Instructions for the task:
Output only the span of lines that begins at the line containing "Extract the structured" and ends at the last line of the data, both included, exactly as they appear.

Entries supplied:

· · · ·

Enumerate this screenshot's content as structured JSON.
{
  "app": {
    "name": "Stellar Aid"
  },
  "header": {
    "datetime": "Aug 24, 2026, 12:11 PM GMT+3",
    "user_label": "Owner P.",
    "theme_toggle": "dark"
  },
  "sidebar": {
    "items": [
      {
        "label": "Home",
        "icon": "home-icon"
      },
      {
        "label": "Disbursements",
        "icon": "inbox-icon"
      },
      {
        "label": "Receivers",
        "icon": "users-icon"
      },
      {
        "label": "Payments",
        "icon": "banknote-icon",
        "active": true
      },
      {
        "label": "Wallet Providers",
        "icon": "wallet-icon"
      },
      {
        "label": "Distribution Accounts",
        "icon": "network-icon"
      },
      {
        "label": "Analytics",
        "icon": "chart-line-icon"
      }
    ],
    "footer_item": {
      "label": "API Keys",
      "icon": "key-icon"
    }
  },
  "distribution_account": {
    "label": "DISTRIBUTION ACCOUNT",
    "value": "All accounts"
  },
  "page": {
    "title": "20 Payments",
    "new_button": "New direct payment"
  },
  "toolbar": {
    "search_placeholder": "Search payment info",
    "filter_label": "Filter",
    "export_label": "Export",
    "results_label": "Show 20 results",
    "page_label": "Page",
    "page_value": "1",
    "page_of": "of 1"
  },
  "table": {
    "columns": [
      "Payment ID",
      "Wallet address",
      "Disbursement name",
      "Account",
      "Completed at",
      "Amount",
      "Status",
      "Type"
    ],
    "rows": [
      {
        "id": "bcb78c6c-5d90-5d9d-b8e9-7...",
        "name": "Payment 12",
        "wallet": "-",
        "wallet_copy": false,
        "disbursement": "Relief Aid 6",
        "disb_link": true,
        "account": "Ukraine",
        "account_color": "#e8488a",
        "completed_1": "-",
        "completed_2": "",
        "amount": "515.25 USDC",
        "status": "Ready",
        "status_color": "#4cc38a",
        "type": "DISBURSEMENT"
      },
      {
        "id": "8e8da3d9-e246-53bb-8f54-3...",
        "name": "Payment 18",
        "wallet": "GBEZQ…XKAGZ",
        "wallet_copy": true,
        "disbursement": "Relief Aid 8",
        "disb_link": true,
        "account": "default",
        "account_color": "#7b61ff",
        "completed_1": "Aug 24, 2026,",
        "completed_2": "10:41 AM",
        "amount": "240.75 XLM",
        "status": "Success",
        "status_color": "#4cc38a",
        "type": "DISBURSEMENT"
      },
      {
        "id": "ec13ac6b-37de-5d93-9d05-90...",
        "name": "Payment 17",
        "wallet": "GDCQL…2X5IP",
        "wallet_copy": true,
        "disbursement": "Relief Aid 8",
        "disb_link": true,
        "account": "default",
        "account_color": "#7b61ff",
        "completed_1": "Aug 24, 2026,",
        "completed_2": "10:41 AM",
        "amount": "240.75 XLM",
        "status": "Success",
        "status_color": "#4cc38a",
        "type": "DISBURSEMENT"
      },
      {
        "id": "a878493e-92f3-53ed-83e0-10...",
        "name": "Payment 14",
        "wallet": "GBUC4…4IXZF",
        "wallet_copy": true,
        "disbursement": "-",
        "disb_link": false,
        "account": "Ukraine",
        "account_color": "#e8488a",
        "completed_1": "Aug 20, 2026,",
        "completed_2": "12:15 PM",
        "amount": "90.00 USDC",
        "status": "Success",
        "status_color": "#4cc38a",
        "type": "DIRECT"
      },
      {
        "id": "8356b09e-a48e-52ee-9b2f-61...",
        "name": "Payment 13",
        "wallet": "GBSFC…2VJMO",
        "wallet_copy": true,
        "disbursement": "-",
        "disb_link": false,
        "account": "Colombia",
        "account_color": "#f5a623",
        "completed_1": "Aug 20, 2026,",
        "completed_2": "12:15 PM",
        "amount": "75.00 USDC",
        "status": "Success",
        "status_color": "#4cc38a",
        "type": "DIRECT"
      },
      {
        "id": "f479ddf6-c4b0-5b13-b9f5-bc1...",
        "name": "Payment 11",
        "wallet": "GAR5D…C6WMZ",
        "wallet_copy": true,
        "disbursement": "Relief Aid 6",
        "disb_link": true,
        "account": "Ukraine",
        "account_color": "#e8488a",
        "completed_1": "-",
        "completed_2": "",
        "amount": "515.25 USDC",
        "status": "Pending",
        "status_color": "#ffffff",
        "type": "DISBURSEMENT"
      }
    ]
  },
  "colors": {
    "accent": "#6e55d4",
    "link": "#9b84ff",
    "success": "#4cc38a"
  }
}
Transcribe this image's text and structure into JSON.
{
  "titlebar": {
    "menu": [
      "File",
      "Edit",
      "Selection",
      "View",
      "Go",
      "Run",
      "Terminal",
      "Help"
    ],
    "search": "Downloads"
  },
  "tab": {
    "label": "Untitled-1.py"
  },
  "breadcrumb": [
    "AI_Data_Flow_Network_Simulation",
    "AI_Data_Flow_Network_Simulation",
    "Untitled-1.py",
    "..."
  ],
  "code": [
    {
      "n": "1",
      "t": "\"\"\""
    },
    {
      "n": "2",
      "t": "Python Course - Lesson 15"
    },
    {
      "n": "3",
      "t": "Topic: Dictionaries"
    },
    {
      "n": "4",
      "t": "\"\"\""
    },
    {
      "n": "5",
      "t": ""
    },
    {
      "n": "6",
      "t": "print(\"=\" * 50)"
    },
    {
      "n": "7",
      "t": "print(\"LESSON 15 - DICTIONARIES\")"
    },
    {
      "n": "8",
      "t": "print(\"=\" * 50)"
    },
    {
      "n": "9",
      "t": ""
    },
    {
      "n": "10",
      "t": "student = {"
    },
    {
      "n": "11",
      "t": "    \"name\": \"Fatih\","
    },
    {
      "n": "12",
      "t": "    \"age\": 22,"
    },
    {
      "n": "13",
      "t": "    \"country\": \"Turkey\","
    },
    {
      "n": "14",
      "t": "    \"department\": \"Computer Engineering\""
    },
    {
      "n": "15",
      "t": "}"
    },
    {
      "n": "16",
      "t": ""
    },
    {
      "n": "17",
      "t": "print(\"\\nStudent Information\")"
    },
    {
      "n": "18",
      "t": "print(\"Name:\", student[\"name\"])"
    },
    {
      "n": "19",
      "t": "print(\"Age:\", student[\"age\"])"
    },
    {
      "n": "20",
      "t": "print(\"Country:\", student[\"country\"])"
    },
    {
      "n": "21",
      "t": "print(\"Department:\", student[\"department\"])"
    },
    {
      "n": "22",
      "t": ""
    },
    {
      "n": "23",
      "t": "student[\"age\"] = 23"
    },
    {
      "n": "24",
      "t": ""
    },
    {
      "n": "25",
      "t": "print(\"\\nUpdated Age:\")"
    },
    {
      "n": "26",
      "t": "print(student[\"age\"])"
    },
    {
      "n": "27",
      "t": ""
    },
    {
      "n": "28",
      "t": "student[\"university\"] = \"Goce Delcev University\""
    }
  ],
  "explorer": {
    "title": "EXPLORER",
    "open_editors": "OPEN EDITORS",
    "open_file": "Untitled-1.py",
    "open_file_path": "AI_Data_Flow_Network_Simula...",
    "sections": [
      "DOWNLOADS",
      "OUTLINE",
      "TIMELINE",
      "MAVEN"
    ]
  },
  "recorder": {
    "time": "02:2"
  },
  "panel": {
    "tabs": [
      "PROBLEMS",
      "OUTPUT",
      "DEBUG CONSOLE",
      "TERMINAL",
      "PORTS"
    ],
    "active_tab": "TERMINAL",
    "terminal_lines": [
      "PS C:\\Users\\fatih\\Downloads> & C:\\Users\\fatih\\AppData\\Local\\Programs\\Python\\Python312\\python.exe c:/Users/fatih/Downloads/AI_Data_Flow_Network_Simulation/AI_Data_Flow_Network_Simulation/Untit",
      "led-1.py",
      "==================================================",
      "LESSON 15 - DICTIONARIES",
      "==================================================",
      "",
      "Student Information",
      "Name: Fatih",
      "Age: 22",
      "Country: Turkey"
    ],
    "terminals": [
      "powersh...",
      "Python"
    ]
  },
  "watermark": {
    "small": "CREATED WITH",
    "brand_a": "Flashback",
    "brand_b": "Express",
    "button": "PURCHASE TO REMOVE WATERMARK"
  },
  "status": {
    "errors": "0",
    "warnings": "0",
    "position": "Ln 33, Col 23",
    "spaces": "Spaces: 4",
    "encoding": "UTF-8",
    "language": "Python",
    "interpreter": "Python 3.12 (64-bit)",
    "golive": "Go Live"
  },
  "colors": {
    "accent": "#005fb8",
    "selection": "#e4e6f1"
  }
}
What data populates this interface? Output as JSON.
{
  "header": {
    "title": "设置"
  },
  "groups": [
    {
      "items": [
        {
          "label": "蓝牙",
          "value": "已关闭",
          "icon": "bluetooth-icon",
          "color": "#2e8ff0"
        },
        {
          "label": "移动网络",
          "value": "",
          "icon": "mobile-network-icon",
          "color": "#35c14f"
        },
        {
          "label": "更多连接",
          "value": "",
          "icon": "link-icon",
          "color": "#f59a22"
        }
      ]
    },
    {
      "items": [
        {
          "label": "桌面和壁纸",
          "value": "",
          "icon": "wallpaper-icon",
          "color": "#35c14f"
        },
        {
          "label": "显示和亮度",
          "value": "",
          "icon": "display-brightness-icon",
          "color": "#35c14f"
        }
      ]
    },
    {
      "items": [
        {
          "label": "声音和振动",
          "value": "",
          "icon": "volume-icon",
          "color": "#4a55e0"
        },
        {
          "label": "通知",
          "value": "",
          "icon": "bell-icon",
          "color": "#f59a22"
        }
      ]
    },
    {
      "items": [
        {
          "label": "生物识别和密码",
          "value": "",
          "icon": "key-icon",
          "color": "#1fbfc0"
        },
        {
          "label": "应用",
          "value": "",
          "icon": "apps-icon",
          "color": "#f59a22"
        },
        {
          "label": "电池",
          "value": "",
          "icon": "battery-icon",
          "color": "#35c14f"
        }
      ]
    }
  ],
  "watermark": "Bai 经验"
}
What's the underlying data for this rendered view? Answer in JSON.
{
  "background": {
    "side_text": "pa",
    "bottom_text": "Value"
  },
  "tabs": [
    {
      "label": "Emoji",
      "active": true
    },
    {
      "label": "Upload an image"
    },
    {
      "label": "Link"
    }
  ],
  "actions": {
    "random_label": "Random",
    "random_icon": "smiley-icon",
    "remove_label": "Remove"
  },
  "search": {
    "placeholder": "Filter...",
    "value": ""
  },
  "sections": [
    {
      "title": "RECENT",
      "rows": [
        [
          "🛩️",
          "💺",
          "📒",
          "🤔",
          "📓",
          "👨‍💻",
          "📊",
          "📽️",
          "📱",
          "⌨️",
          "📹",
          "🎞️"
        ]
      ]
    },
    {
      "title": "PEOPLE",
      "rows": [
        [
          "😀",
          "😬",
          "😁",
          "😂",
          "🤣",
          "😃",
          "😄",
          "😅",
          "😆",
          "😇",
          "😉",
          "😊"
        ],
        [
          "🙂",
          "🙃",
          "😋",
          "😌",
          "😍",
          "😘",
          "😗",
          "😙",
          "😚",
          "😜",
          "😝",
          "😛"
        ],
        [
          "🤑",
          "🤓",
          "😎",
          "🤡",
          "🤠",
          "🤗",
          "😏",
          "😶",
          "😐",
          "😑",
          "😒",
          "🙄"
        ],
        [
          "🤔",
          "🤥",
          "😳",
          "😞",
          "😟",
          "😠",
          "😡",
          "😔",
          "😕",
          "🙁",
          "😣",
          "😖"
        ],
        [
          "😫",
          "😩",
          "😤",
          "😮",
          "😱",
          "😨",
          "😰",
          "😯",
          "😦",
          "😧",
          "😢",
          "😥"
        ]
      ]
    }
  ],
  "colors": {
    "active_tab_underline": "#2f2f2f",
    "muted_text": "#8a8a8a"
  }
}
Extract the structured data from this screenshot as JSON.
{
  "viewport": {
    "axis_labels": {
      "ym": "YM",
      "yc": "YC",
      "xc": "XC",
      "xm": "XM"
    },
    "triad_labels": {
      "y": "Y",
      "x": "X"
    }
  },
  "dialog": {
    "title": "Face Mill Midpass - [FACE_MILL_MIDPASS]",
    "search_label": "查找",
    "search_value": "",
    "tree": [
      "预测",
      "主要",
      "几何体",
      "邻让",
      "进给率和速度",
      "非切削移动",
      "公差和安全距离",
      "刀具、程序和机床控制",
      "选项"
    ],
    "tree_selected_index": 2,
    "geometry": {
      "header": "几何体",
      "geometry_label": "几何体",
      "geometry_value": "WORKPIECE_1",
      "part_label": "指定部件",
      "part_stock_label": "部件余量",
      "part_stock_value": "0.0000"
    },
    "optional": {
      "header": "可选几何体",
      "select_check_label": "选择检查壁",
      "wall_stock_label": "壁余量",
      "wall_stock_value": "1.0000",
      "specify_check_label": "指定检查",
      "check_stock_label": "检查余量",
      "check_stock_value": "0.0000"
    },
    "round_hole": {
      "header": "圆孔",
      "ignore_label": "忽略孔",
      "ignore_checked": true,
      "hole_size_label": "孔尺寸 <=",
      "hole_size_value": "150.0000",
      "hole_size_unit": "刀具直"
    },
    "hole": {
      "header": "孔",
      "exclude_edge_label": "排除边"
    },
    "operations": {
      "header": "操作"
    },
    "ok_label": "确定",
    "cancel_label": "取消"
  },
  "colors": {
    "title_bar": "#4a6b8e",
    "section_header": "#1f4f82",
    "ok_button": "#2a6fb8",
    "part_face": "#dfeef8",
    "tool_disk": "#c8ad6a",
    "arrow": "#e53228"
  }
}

· · · ·

Expected output:
Extract the structured data from this screenshot as JSON.
{
  "viewport": {
    "axis_labels": {
      "ym": "YM",
      "yc": "YC",
      "xc": "XC",
      "xm": "XM"
    },
    "triad_labels": {
      "y": "Y",
      "x": "X"
    }
  },
  "dialog": {
    "title": "Face Mill Midpass - [FACE_MILL_MIDPASS]",
    "search_label": "查找",
    "search_value": "",
    "tree": [
      "预测",
      "主要",
      "几何体",
      "邻让",
      "进给率和速度",
      "非切削移动",
      "公差和安全距离",
      "刀具、程序和机床控制",
      "选项"
    ],
    "tree_selected_index": 2,
    "geometry": {
      "header": "几何体",
      "geometry_label": "几何体",
      "geometry_value": "WORKPIECE_1",
      "part_label": "指定部件",
      "part_stock_label": "部件余量",
      "part_stock_value": "0.0000"
    },
    "optional": {
      "header": "可选几何体",
      "select_check_label": "选择检查壁",
      "wall_stock_label": "壁余量",
      "wall_stock_value": "1.0000",
      "specify_check_label": "指定检查",
      "check_stock_label": "检查余量",
      "check_stock_value": "0.0000"
    },
    "round_hole": {
      "header": "圆孔",
      "ignore_label": "忽略孔",
      "ignore_checked": true,
      "hole_size_label": "孔尺寸 <=",
      "hole_size_value": "150.0000",
      "hole_size_unit": "刀具直"
    },
    "hole": {
      "header": "孔",
      "exclude_edge_label": "排除边"
    },
    "operations": {
      "header": "操作"
    },
    "ok_label": "确定",
    "cancel_label": "取消"
  },
  "colors": {
    "title_bar": "#4a6b8e",
    "section_header": "#1f4f82",
    "ok_button": "#2a6fb8",
    "part_face": "#dfeef8",
    "tool_disk": "#c8ad6a",
    "arrow": "#e53228"
  }
}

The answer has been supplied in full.